▸ **Exercise input**:
------------------------------------------------------------------------

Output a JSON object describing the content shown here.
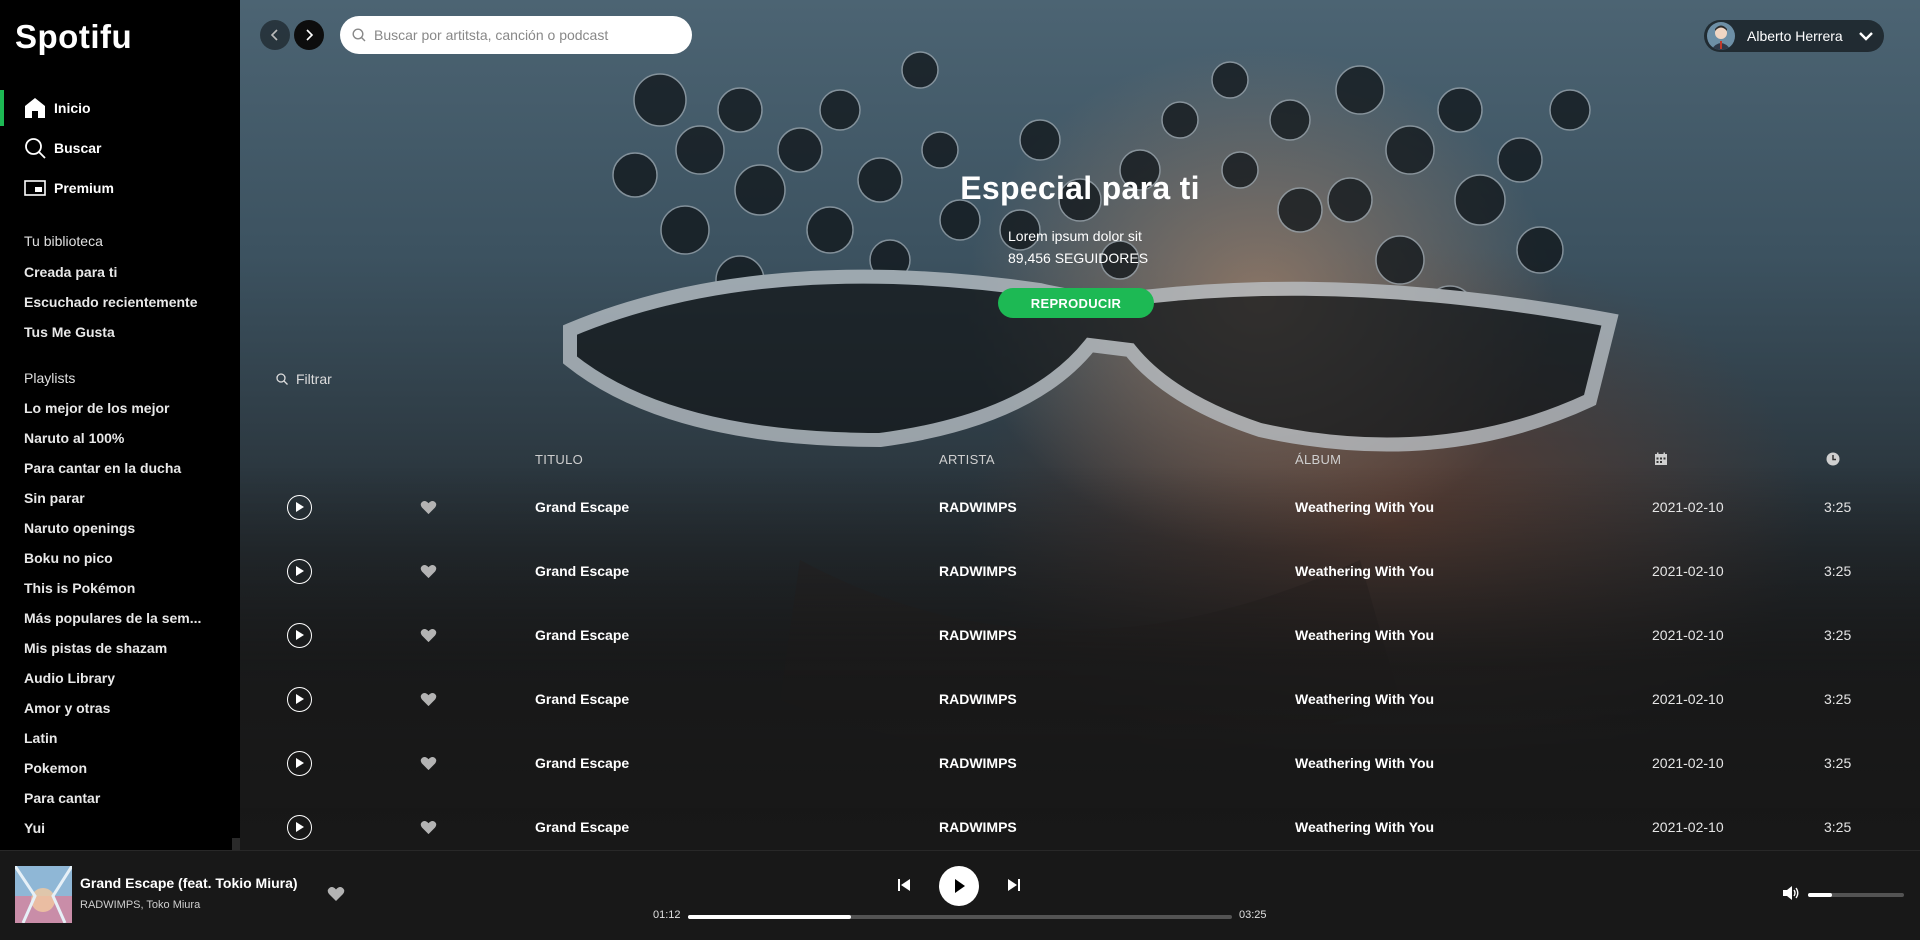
{
  "app": {
    "logo": "Spotifu"
  },
  "sidebar": {
    "nav": [
      {
        "label": "Inicio",
        "icon": "home-icon",
        "active": true
      },
      {
        "label": "Buscar",
        "icon": "search-icon",
        "active": false
      },
      {
        "label": "Premium",
        "icon": "premium-icon",
        "active": false
      }
    ],
    "library_title": "Tu biblioteca",
    "library": [
      "Creada para ti",
      "Escuchado recientemente",
      "Tus Me Gusta"
    ],
    "playlists_title": "Playlists",
    "playlists": [
      "Lo mejor de los mejor",
      "Naruto al 100%",
      "Para cantar en la ducha",
      "Sin parar",
      "Naruto openings",
      "Boku no pico",
      "This is Pokémon",
      "Más populares de la sem...",
      "Mis pistas de shazam",
      "Audio Library",
      "Amor y otras",
      "Latin",
      "Pokemon",
      "Para cantar",
      "Yui"
    ]
  },
  "topbar": {
    "search_placeholder": "Buscar por artitsta, canción o podcast",
    "user_name": "Alberto Herrera"
  },
  "hero": {
    "title": "Especial para ti",
    "description": "Lorem ipsum dolor sit",
    "followers": "89,456 SEGUIDORES",
    "play_label": "REPRODUCIR"
  },
  "filter": {
    "placeholder": "Filtrar"
  },
  "table": {
    "headers": {
      "title": "TITULO",
      "artist": "ARTISTA",
      "album": "ÁLBUM",
      "date_icon": "calendar-icon",
      "duration_icon": "clock-icon"
    },
    "rows": [
      {
        "title": "Grand Escape",
        "artist": "RADWIMPS",
        "album": "Weathering With You",
        "date": "2021-02-10",
        "duration": "3:25"
      },
      {
        "title": "Grand Escape",
        "artist": "RADWIMPS",
        "album": "Weathering With You",
        "date": "2021-02-10",
        "duration": "3:25"
      },
      {
        "title": "Grand Escape",
        "artist": "RADWIMPS",
        "album": "Weathering With You",
        "date": "2021-02-10",
        "duration": "3:25"
      },
      {
        "title": "Grand Escape",
        "artist": "RADWIMPS",
        "album": "Weathering With You",
        "date": "2021-02-10",
        "duration": "3:25"
      },
      {
        "title": "Grand Escape",
        "artist": "RADWIMPS",
        "album": "Weathering With You",
        "date": "2021-02-10",
        "duration": "3:25"
      },
      {
        "title": "Grand Escape",
        "artist": "RADWIMPS",
        "album": "Weathering With You",
        "date": "2021-02-10",
        "duration": "3:25"
      }
    ]
  },
  "player": {
    "track_title": "Grand Escape (feat. Tokio Miura)",
    "track_artist": "RADWIMPS, Toko Miura",
    "current_time": "01:12",
    "total_time": "03:25",
    "progress": 0.3,
    "volume": 0.25
  },
  "colors": {
    "accent": "#1db954",
    "sidebar_bg": "#000000",
    "player_bg": "#181818"
  }
}
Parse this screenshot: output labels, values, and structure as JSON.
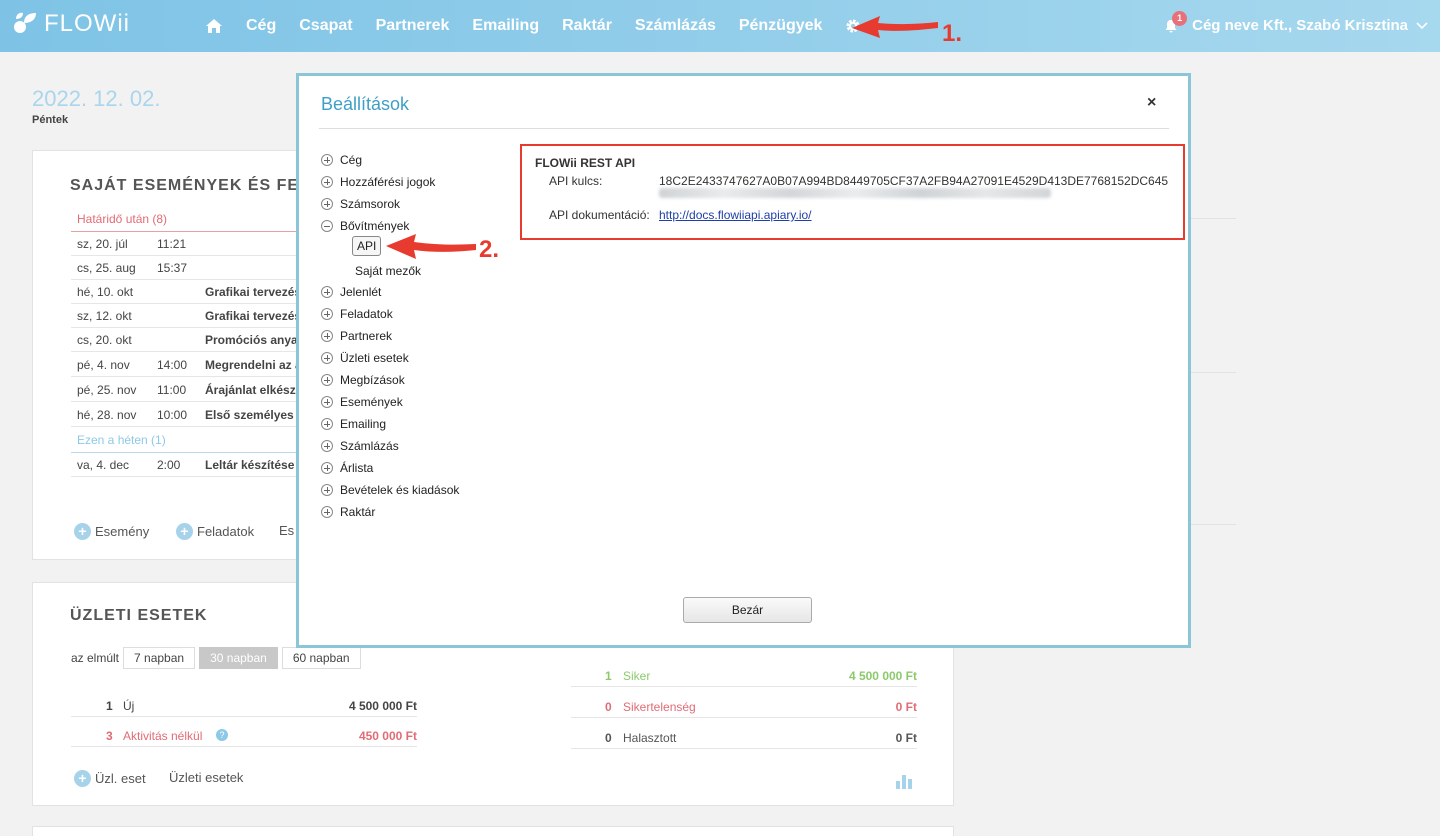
{
  "topbar": {
    "logo": "FLOWii",
    "nav": [
      "Cég",
      "Csapat",
      "Partnerek",
      "Emailing",
      "Raktár",
      "Számlázás",
      "Pénzügyek"
    ],
    "notification_count": "1",
    "user": "Cég neve Kft., Szabó Krisztina"
  },
  "page": {
    "date": "2022. 12. 02.",
    "day": "Péntek"
  },
  "events_panel": {
    "title": "SAJÁT ESEMÉNYEK ÉS FELA",
    "group_overdue": "Határidő után (8)",
    "group_week": "Ezen a héten (1)",
    "rows": [
      {
        "date": "sz, 20. júl",
        "time": "11:21",
        "title": ""
      },
      {
        "date": "cs, 25. aug",
        "time": "15:37",
        "title": ""
      },
      {
        "date": "hé, 10. okt",
        "time": "",
        "title": "Grafikai tervezés"
      },
      {
        "date": "sz, 12. okt",
        "time": "",
        "title": "Grafikai tervezés"
      },
      {
        "date": "cs, 20. okt",
        "time": "",
        "title": "Promóciós anyag"
      },
      {
        "date": "pé, 4. nov",
        "time": "14:00",
        "title": "Megrendelni az a"
      },
      {
        "date": "pé, 25. nov",
        "time": "11:00",
        "title": "Árajánlat elkészí"
      },
      {
        "date": "hé, 28. nov",
        "time": "10:00",
        "title": "Első személyes t"
      }
    ],
    "week_rows": [
      {
        "date": "va, 4. dec",
        "time": "2:00",
        "title": "Leltár készítése"
      }
    ],
    "add_event": "Esemény",
    "add_task": "Feladatok",
    "add_more": "Es"
  },
  "business_panel": {
    "title": "ÜZLETI ESETEK",
    "filter_label": "az elmúlt",
    "filters": [
      "7 napban",
      "30 napban",
      "60 napban"
    ],
    "left_rows": [
      {
        "count": "1",
        "label": "Új",
        "amount": "4 500 000 Ft"
      },
      {
        "count": "3",
        "label": "Aktivitás nélkül",
        "amount": "450 000 Ft"
      }
    ],
    "right_rows": [
      {
        "count": "1",
        "label": "Siker",
        "amount": "4 500 000 Ft"
      },
      {
        "count": "0",
        "label": "Sikertelenség",
        "amount": "0 Ft"
      },
      {
        "count": "0",
        "label": "Halasztott",
        "amount": "0 Ft"
      }
    ],
    "add_case": "Üzl. eset",
    "cases_link": "Üzleti esetek"
  },
  "modal": {
    "title": "Beállítások",
    "close": "×",
    "tree": [
      "Cég",
      "Hozzáférési jogok",
      "Számsorok",
      "Bővítmények"
    ],
    "tree_sub": [
      "API",
      "Saját mezők"
    ],
    "tree_rest": [
      "Jelenlét",
      "Feladatok",
      "Partnerek",
      "Üzleti esetek",
      "Megbízások",
      "Események",
      "Emailing",
      "Számlázás",
      "Árlista",
      "Bevételek és kiadások",
      "Raktár"
    ],
    "api_heading": "FLOWii REST API",
    "api_key_label": "API kulcs:",
    "api_key_value": "18C2E2433747627A0B07A994BD8449705CF37A2FB94A27091E4529D413DE7768152DC645",
    "api_doc_label": "API dokumentáció:",
    "api_doc_link": "http://docs.flowiiapi.apiary.io/",
    "close_button": "Bezár"
  },
  "annotations": {
    "step1": "1.",
    "step2": "2."
  },
  "colors": {
    "topbar": "#7ec3e6",
    "accent": "#3f9fc7",
    "annotation_red": "#e63b2e",
    "overdue": "#e06c75",
    "success": "#8cc96b"
  }
}
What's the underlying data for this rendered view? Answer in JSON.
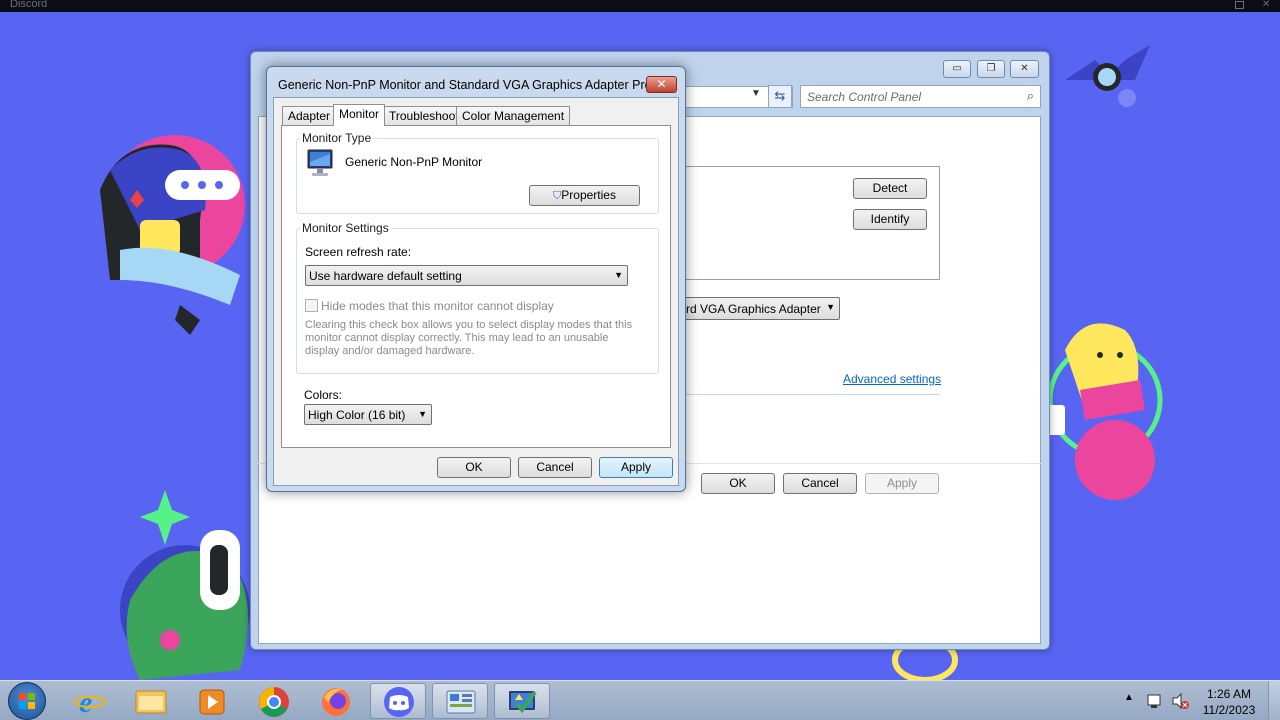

------------------------------------------------------------------------

▸ **Written instruction**: From the entries, report each line that includes the word "icon".

▸ **Complete response**:
        "icon": "home-icon",
        "icon": "search-icon",
        "icon": "premium-icon",
      "date_icon": "calendar-icon",
      "duration_icon": "clock-icon"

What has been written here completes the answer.